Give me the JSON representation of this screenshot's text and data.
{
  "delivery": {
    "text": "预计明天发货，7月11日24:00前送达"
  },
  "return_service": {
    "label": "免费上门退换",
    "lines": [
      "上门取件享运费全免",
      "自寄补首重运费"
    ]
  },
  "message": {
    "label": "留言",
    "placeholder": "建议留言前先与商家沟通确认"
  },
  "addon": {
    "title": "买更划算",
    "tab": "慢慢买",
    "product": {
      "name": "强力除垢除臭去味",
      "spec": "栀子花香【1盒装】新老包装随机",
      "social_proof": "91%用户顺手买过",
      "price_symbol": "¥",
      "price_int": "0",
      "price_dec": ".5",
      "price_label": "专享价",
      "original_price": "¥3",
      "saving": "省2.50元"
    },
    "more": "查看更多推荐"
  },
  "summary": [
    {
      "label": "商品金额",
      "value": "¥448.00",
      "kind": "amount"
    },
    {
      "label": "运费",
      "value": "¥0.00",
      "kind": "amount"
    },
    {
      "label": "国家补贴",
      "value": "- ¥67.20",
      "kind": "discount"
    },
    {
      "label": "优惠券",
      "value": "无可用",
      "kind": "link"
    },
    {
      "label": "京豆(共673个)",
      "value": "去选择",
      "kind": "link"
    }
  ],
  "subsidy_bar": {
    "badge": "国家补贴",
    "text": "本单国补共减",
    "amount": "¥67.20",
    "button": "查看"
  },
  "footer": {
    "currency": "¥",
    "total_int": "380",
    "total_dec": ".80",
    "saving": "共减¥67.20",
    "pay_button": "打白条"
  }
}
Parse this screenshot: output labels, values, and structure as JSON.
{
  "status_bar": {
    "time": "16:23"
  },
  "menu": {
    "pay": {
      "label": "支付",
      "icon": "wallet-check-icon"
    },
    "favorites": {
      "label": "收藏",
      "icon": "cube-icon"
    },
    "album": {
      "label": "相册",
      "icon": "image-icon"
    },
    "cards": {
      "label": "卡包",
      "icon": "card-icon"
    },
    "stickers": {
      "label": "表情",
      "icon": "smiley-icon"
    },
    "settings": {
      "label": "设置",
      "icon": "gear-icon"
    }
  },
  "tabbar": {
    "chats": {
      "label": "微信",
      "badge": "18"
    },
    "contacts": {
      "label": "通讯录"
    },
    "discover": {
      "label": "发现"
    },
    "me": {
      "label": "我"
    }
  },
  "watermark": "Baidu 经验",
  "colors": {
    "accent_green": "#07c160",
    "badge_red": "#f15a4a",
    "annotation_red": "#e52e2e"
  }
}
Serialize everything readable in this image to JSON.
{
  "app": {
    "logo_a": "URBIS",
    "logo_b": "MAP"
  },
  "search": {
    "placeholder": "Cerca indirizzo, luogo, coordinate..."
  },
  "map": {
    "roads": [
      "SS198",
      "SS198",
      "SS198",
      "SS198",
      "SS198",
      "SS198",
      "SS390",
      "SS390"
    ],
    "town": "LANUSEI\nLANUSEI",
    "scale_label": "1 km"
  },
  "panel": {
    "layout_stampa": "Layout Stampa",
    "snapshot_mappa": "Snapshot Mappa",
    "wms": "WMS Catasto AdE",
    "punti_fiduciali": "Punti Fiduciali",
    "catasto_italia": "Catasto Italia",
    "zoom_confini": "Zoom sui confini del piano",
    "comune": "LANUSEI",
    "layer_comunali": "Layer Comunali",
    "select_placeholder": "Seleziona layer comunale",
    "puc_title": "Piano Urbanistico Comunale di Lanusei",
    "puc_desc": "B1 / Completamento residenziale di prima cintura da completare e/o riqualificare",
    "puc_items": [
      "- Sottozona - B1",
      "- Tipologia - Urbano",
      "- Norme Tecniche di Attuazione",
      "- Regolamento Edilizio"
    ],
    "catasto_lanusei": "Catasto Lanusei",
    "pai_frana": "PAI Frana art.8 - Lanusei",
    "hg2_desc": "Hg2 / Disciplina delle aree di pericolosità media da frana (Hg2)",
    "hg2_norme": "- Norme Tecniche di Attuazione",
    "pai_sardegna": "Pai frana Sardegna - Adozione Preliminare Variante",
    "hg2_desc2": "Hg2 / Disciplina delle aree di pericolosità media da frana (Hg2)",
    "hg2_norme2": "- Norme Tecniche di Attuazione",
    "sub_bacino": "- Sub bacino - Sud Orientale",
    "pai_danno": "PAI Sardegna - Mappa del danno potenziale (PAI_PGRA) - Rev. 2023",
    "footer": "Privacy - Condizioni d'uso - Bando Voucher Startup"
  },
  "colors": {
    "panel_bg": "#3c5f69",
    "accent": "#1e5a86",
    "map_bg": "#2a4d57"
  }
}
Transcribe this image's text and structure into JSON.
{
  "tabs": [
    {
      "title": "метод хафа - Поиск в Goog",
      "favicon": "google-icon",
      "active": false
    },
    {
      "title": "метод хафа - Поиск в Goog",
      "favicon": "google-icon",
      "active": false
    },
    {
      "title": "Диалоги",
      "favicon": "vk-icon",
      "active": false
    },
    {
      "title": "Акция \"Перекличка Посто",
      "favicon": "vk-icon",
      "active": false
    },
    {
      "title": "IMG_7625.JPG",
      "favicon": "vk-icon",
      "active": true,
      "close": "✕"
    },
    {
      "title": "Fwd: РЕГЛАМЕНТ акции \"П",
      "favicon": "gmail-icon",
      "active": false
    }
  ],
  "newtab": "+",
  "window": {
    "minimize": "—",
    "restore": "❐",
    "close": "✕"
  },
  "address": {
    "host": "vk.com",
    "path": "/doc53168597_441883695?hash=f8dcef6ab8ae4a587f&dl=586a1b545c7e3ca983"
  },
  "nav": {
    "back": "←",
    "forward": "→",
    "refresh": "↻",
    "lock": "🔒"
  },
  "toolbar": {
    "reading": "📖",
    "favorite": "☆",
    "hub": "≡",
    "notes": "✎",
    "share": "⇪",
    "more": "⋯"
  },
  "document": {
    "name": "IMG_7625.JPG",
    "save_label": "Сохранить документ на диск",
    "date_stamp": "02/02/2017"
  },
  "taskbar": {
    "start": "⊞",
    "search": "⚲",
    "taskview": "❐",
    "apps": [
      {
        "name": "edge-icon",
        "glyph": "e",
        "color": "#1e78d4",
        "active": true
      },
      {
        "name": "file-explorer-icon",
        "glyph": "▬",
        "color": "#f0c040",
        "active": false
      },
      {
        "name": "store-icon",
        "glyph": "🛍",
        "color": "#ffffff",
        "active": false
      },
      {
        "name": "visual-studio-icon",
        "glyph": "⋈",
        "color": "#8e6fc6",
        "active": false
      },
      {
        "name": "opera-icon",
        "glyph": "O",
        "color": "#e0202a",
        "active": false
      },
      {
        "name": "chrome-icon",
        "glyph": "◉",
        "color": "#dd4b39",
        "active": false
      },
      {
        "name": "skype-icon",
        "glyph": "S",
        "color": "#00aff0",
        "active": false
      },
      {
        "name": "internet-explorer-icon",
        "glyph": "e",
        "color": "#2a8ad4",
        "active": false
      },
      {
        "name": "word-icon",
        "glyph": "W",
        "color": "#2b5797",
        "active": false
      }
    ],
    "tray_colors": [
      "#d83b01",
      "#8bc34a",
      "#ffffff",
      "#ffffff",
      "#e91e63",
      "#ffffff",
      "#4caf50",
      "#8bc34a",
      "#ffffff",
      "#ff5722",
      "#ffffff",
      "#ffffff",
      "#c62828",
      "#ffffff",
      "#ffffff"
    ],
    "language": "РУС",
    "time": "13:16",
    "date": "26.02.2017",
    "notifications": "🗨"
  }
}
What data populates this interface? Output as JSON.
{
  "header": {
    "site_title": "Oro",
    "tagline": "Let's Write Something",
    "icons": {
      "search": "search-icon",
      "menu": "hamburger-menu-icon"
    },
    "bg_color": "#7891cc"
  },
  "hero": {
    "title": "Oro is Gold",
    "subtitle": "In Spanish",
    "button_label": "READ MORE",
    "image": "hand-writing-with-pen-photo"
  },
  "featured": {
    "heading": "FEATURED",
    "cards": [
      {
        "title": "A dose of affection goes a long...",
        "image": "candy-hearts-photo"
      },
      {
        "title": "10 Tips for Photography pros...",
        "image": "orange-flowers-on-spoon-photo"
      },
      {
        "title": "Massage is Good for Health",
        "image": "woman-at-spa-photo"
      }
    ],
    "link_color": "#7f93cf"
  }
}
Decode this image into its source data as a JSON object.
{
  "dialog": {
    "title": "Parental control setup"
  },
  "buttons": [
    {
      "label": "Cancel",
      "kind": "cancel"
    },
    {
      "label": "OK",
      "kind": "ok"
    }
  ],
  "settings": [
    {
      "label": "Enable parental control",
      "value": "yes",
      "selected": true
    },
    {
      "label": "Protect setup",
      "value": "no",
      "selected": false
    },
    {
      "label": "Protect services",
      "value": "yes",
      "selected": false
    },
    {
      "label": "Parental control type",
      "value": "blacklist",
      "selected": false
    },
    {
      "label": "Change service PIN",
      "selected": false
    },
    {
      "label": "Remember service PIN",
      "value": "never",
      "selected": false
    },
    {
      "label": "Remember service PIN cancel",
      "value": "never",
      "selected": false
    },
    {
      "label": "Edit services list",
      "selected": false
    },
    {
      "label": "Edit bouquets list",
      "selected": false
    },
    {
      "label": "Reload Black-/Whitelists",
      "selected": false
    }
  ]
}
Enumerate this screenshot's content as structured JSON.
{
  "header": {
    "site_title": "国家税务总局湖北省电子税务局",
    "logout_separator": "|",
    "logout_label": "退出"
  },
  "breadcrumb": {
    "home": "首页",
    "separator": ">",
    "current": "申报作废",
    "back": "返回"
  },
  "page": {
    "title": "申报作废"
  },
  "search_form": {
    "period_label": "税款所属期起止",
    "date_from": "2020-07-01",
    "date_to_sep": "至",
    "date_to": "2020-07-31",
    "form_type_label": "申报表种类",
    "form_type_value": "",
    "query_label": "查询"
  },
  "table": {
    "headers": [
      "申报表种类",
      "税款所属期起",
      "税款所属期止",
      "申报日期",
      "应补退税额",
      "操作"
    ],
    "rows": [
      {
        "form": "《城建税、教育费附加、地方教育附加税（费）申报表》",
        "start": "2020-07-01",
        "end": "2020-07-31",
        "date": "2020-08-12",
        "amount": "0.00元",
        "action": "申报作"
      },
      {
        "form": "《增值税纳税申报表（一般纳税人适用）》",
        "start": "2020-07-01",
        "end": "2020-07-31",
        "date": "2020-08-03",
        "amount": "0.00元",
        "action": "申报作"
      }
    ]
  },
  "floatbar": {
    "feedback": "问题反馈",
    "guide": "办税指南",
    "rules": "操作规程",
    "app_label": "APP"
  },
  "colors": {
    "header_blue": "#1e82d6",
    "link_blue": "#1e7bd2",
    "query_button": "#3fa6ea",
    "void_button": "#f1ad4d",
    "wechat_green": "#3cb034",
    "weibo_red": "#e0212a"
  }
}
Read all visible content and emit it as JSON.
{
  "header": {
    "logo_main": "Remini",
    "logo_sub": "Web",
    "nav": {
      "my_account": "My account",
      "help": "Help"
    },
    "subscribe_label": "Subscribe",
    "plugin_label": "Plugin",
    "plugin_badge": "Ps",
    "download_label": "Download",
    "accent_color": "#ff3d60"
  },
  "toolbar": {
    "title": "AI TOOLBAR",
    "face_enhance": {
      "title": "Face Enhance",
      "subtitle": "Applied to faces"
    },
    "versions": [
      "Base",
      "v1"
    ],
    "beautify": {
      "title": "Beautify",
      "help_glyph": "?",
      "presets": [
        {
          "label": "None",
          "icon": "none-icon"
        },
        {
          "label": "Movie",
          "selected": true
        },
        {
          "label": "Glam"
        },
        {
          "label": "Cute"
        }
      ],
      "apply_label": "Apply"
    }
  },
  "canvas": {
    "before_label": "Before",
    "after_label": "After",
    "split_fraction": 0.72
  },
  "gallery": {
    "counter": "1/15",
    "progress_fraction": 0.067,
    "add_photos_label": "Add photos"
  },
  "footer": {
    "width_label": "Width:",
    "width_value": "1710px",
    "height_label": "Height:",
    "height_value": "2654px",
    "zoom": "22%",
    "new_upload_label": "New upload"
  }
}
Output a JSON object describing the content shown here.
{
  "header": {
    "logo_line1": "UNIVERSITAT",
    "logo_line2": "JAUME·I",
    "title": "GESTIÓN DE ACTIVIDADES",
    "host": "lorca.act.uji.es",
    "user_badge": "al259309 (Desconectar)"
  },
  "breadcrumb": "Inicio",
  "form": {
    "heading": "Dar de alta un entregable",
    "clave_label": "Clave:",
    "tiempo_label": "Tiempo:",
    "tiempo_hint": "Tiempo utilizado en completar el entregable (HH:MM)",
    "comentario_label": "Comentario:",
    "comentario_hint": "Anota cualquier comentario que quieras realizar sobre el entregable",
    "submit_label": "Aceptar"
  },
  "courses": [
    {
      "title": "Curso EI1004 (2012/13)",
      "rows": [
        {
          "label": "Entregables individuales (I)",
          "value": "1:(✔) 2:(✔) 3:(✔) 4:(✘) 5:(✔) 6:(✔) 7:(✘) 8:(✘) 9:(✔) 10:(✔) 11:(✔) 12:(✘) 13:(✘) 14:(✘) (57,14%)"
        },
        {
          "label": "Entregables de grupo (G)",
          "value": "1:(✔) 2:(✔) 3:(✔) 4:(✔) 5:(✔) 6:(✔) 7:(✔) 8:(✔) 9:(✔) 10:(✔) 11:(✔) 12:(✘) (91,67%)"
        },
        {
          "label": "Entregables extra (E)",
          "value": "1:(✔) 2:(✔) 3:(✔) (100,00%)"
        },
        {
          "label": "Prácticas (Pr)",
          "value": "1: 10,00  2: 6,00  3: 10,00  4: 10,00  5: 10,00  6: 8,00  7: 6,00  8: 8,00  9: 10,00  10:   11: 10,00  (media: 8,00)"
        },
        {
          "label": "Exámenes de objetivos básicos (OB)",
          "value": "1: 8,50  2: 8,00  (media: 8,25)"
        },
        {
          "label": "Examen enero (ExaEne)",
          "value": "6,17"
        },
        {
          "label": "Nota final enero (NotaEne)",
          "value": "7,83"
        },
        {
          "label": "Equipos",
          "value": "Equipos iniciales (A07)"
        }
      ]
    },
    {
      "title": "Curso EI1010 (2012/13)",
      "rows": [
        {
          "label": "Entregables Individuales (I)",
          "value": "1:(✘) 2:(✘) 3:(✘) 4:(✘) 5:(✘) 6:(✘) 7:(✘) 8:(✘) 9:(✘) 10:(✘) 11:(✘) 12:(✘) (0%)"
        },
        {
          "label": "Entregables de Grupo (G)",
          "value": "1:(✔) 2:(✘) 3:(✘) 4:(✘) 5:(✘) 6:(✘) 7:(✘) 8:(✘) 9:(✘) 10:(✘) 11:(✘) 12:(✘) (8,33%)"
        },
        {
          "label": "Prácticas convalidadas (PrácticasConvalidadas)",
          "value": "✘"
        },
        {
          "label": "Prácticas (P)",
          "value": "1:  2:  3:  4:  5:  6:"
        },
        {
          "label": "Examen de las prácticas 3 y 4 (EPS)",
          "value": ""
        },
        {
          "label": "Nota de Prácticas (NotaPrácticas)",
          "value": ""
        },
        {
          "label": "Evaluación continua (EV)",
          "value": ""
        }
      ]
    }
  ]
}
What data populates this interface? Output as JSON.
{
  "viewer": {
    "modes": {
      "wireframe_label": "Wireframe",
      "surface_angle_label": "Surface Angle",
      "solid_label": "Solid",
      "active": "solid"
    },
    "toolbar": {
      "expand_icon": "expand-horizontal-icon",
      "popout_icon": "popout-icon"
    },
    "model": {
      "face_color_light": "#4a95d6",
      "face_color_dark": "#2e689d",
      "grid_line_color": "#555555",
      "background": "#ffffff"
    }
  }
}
• • •
Task requirements
Out of the material above, select every line that holds the string "Catasto".

Answer for the task
    "wms": "WMS Catasto AdE",
    "catasto_italia": "Catasto Italia",
    "catasto_lanusei": "Catasto Lanusei",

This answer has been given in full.